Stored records
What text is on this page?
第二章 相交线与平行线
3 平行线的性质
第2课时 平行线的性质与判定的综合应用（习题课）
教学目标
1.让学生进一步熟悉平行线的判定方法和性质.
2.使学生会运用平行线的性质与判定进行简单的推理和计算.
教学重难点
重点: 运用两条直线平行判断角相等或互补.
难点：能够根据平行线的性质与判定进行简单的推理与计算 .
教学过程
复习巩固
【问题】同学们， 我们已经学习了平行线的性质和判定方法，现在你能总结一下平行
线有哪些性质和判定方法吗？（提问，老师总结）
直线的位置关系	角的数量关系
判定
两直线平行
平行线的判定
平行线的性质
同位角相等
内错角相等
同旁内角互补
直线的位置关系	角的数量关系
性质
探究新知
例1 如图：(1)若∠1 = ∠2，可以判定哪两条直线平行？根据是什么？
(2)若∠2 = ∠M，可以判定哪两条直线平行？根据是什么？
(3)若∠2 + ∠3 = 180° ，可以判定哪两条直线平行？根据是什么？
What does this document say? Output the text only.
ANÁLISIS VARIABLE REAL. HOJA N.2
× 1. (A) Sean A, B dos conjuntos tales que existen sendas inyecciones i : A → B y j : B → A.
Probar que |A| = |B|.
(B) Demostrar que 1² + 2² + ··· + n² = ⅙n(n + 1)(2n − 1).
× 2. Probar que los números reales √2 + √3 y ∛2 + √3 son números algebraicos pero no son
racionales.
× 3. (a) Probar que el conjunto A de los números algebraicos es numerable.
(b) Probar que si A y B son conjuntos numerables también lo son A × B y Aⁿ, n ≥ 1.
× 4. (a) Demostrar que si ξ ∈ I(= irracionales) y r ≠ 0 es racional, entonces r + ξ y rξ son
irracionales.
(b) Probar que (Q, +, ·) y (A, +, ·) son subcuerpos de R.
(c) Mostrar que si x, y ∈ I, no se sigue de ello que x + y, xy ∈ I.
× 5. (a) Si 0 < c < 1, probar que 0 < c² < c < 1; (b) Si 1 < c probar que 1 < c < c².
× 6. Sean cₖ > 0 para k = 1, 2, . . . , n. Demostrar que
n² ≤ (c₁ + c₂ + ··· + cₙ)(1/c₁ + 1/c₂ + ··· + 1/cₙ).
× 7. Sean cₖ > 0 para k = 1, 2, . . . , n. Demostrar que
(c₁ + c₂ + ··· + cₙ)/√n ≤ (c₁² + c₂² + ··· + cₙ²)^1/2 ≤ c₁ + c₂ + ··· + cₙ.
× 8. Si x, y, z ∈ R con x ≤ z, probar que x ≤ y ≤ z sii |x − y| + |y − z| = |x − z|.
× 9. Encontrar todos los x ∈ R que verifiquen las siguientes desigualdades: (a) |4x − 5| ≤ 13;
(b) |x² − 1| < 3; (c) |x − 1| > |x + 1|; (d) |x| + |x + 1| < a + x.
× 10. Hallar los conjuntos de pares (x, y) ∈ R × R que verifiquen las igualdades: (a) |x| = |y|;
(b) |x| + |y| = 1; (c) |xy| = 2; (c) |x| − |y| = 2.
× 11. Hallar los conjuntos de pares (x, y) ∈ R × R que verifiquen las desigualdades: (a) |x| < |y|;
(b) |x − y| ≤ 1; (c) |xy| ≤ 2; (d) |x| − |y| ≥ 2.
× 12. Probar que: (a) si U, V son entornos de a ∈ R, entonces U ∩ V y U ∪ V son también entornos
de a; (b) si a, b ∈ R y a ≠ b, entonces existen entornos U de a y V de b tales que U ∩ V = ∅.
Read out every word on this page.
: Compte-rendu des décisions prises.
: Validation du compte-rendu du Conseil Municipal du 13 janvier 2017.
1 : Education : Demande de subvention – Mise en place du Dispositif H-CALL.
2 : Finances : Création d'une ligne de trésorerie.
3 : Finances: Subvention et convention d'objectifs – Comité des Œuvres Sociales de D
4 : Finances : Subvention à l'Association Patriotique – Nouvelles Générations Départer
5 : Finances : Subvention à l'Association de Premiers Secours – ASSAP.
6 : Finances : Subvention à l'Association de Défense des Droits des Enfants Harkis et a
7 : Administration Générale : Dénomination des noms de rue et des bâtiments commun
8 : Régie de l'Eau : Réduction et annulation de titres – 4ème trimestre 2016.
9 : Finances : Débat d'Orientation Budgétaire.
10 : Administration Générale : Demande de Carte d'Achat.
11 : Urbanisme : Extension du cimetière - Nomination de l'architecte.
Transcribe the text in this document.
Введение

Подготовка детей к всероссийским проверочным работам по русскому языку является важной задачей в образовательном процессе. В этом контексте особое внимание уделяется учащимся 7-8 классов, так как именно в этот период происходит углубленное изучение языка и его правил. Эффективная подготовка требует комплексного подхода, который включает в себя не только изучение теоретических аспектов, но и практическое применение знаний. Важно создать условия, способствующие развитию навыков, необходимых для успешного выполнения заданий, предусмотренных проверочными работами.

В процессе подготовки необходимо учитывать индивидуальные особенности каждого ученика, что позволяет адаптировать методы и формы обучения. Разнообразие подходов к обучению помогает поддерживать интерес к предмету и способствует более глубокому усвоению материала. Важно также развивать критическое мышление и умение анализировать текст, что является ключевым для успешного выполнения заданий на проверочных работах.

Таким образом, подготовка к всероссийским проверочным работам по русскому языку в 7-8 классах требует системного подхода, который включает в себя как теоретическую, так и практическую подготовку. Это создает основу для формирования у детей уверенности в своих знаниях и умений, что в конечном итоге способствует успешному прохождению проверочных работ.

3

== Work to be completed ==
Copy every line of the material, please, keeping it exactly the same.

== Solution ==
What text is on this page?
第二章 相交线与平行线
3 平行线的性质
第2课时 平行线的性质与判定的综合应用（习题课）
教学目标
1.让学生进一步熟悉平行线的判定方法和性质.
2.使学生会运用平行线的性质与判定进行简单的推理和计算.
教学重难点
重点: 运用两条直线平行判断角相等或互补.
难点：能够根据平行线的性质与判定进行简单的推理与计算 .
教学过程
复习巩固
【问题】同学们， 我们已经学习了平行线的性质和判定方法，现在你能总结一下平行
线有哪些性质和判定方法吗？（提问，老师总结）
直线的位置关系	角的数量关系
判定
两直线平行
平行线的判定
平行线的性质
同位角相等
内错角相等
同旁内角互补
直线的位置关系	角的数量关系
性质
探究新知
例1 如图：(1)若∠1 = ∠2，可以判定哪两条直线平行？根据是什么？
(2)若∠2 = ∠M，可以判定哪两条直线平行？根据是什么？
(3)若∠2 + ∠3 = 180° ，可以判定哪两条直线平行？根据是什么？
What does this document say? Output the text only.
ANÁLISIS VARIABLE REAL. HOJA N.2
× 1. (A) Sean A, B dos conjuntos tales que existen sendas inyecciones i : A → B y j : B → A.
Probar que |A| = |B|.
(B) Demostrar que 1² + 2² + ··· + n² = ⅙n(n + 1)(2n − 1).
× 2. Probar que los números reales √2 + √3 y ∛2 + √3 son números algebraicos pero no son
racionales.
× 3. (a) Probar que el conjunto A de los números algebraicos es numerable.
(b) Probar que si A y B son conjuntos numerables también lo son A × B y Aⁿ, n ≥ 1.
× 4. (a) Demostrar que si ξ ∈ I(= irracionales) y r ≠ 0 es racional, entonces r + ξ y rξ son
irracionales.
(b) Probar que (Q, +, ·) y (A, +, ·) son subcuerpos de R.
(c) Mostrar que si x, y ∈ I, no se sigue de ello que x + y, xy ∈ I.
× 5. (a) Si 0 < c < 1, probar que 0 < c² < c < 1; (b) Si 1 < c probar que 1 < c < c².
× 6. Sean cₖ > 0 para k = 1, 2, . . . , n. Demostrar que
n² ≤ (c₁ + c₂ + ··· + cₙ)(1/c₁ + 1/c₂ + ··· + 1/cₙ).
× 7. Sean cₖ > 0 para k = 1, 2, . . . , n. Demostrar que
(c₁ + c₂ + ··· + cₙ)/√n ≤ (c₁² + c₂² + ··· + cₙ²)^1/2 ≤ c₁ + c₂ + ··· + cₙ.
× 8. Si x, y, z ∈ R con x ≤ z, probar que x ≤ y ≤ z sii |x − y| + |y − z| = |x − z|.
× 9. Encontrar todos los x ∈ R que verifiquen las siguientes desigualdades: (a) |4x − 5| ≤ 13;
(b) |x² − 1| < 3; (c) |x − 1| > |x + 1|; (d) |x| + |x + 1| < a + x.
× 10. Hallar los conjuntos de pares (x, y) ∈ R × R que verifiquen las igualdades: (a) |x| = |y|;
(b) |x| + |y| = 1; (c) |xy| = 2; (c) |x| − |y| = 2.
× 11. Hallar los conjuntos de pares (x, y) ∈ R × R que verifiquen las desigualdades: (a) |x| < |y|;
(b) |x − y| ≤ 1; (c) |xy| ≤ 2; (d) |x| − |y| ≥ 2.
× 12. Probar que: (a) si U, V son entornos de a ∈ R, entonces U ∩ V y U ∪ V son también entornos
de a; (b) si a, b ∈ R y a ≠ b, entonces existen entornos U de a y V de b tales que U ∩ V = ∅.
Read out every word on this page.
: Compte-rendu des décisions prises.
: Validation du compte-rendu du Conseil Municipal du 13 janvier 2017.
1 : Education : Demande de subvention – Mise en place du Dispositif H-CALL.
2 : Finances : Création d'une ligne de trésorerie.
3 : Finances: Subvention et convention d'objectifs – Comité des Œuvres Sociales de D
4 : Finances : Subvention à l'Association Patriotique – Nouvelles Générations Départer
5 : Finances : Subvention à l'Association de Premiers Secours – ASSAP.
6 : Finances : Subvention à l'Association de Défense des Droits des Enfants Harkis et a
7 : Administration Générale : Dénomination des noms de rue et des bâtiments commun
8 : Régie de l'Eau : Réduction et annulation de titres – 4ème trimestre 2016.
9 : Finances : Débat d'Orientation Budgétaire.
10 : Administration Générale : Demande de Carte d'Achat.
11 : Urbanisme : Extension du cimetière - Nomination de l'architecte.
Transcribe the text in this document.
Введение

Подготовка детей к всероссийским проверочным работам по русскому языку является важной задачей в образовательном процессе. В этом контексте особое внимание уделяется учащимся 7-8 классов, так как именно в этот период происходит углубленное изучение языка и его правил. Эффективная подготовка требует комплексного подхода, который включает в себя не только изучение теоретических аспектов, но и практическое применение знаний. Важно создать условия, способствующие развитию навыков, необходимых для успешного выполнения заданий, предусмотренных проверочными работами.

В процессе подготовки необходимо учитывать индивидуальные особенности каждого ученика, что позволяет адаптировать методы и формы обучения. Разнообразие подходов к обучению помогает поддерживать интерес к предмету и способствует более глубокому усвоению материала. Важно также развивать критическое мышление и умение анализировать текст, что является ключевым для успешного выполнения заданий на проверочных работах.

Таким образом, подготовка к всероссийским проверочным работам по русскому языку в 7-8 классах требует системного подхода, который включает в себя как теоретическую, так и практическую подготовку. Это создает основу для формирования у детей уверенности в своих знаниях и умений, что в конечном итоге способствует успешному прохождению проверочных работ.

3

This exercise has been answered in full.